[Texto citado]
A Palavra de Deus é luz e alimento na
caminhada
As comunidades cristãs católicas dedicam o mês de setembro à
Palavra de Deus. Em parte, é graças ao movimento luterano que a Igreja Católica
resgatou, mesmo que tardiamente, a centralidade das Sagradas Escrituras na vida
cristã. Coube ao Concílio Vaticano II reestabelecer o necessário equilíbrio
entre o Sacramento e a Palavra: os fiéis se alimentam concomitantemente da mesa
da Palavra e da mesa da Eucaristia.
Segundo o Papa Bento XVI, a Palavra de Deus que chama as criaturas
à existência, despoja-se da sua grandeza e da sua potência e faz-se pequena,
tão pequena que cabe numa manjedoura. Desde então, a Palavra de Deus é ‘boa
notícia’ com carne e rosto humanos. No alto da cruz, essa mesma Palavra faz-se
silêncio clamoroso, não porque Deus se recuse a falar à Humanidade, mas porque
nela ele diz tudo e tudo entrega.
Assim, nossa atenção reverente não se dirige mais simplesmente
a um texto codificado num livro, mas àquele que é o Verbo Eterno. Deus nos fala
mediante tudo aquilo que ele diz e faz. Não há palavra que supere os gestos de
acolhida aos proscritos, as refeições solidárias com os excluídos, os braços
abertos na cruz que Jesus compartilha com dois outros condenados. É nesses
gestos que a Palavra de Deus adquire força e eloquência.
A vida, os gestos, a pregação e o ensino de Jesus são sempre
uma Boa Notícia dirigida prioritariamente às pessoas e grupos humanos que são
vítimas das relações sociais desiguais e violentas e uma interpelação profética
àqueles que ferem e dominam, ou que se fazem indiferentes às dores e aos direitos
humanos. Ao assumir a carne humana no estábulo de Belém e o grito dos excluídos
na cruz, Jesus nos chama à fraternidade.

[Material de apoio]

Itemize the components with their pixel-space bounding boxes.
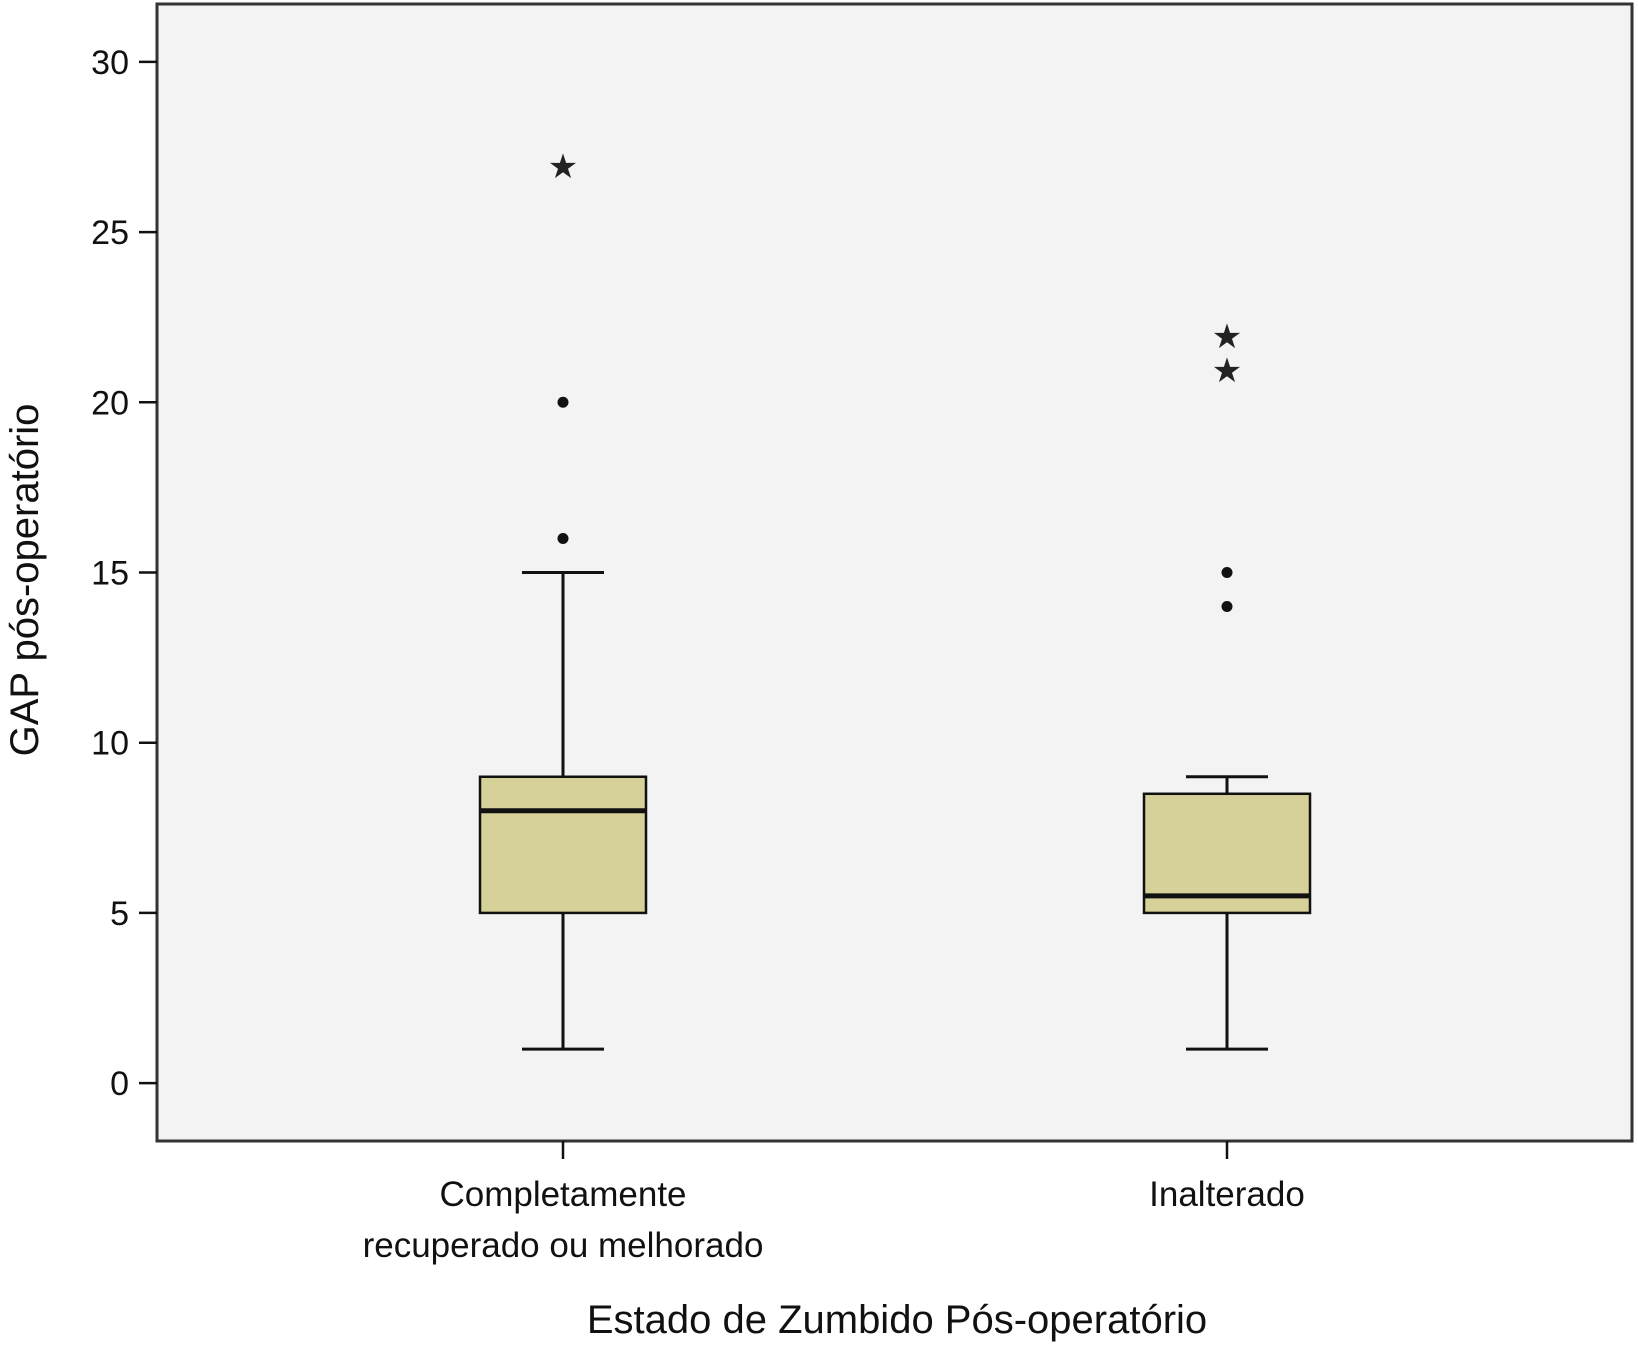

[O que fazer]
• a. Traduza para o inglês a seguinte frase do texto sobre a Palavra de Deus: "Deus nos fala mediante tudo aquilo que ele diz e faz."
• b. Resuma em duas frases o texto sobre a Palavra de Deus.
• c. Dê continuidade ao texto sobre a Palavra de Deus a partir da última frase apresentada.

[Respostas do exercício]
• a. God speaks to us through everything he says and does.

• b. As comunidades católicas dedicam o mês de setembro à Palavra de Deus, e o Concílio Vaticano II reestabeleceu o equilíbrio entre a mesa da Palavra e a mesa da Eucaristia. Essa Palavra se fez pequena em Jesus e ganha força em gestos como a acolhida aos proscritos, e a vida e o ensino de Jesus são Boa Notícia dirigida prioritariamente às vítimas de relações desiguais e um chamado à fraternidade.

• c.
Nos últimos dias o Brasil assiste às artimanhas defensivas e
criminosas do Congresso Nacional. Ele aprova leis que anistiam inimigos da lei
e do povo, que protegem preventivamente políticos criminosos e legalizam a
destruição do meio ambiente. Ao mesmo tempo, posterga a aprovação de medidas que
visam beneficiar minimamente o povo. Nesse contexto, não há como não lembrar as
palavras de Jesus e de outros profetas.
Amós (783-743 a.C.) acusa a elite do seu tempo: “Vendem o
justo por dinheiro e o indigente por um par de sandálias. Pisoteiam os fracos
no chão e desviam o caminho dos pobres” (2,6-7). E Miquéias (725-701 a.C.) provoca,
com força: “Por acaso não é dever de vocês conhecer o direito? Vocês devoram a
carne do meu povo e arrancam sua pele; quebram seus ossos e os fazem em
pedaços, como carne no caldeirão” (2,1-3).
Jesus, que se diz “manso e humilde de coração” (Mt 11,29),
desmascara a falsa piedade dos líderes religiosos: “Ai de vocês! Sobrecarregam
as pessoas com cargas insuportáveis, mas vocês mesmos nem com um dedo tocam
nessas cargas” (Lc 11,46). “Vocês são como sepulcros caiados: por fora parecem
bonitos, mas por dentro estão cheios de ossos de mortos e podridão...
Serpentes! Raça de cobras venenosas!” (Mt 23,27.33).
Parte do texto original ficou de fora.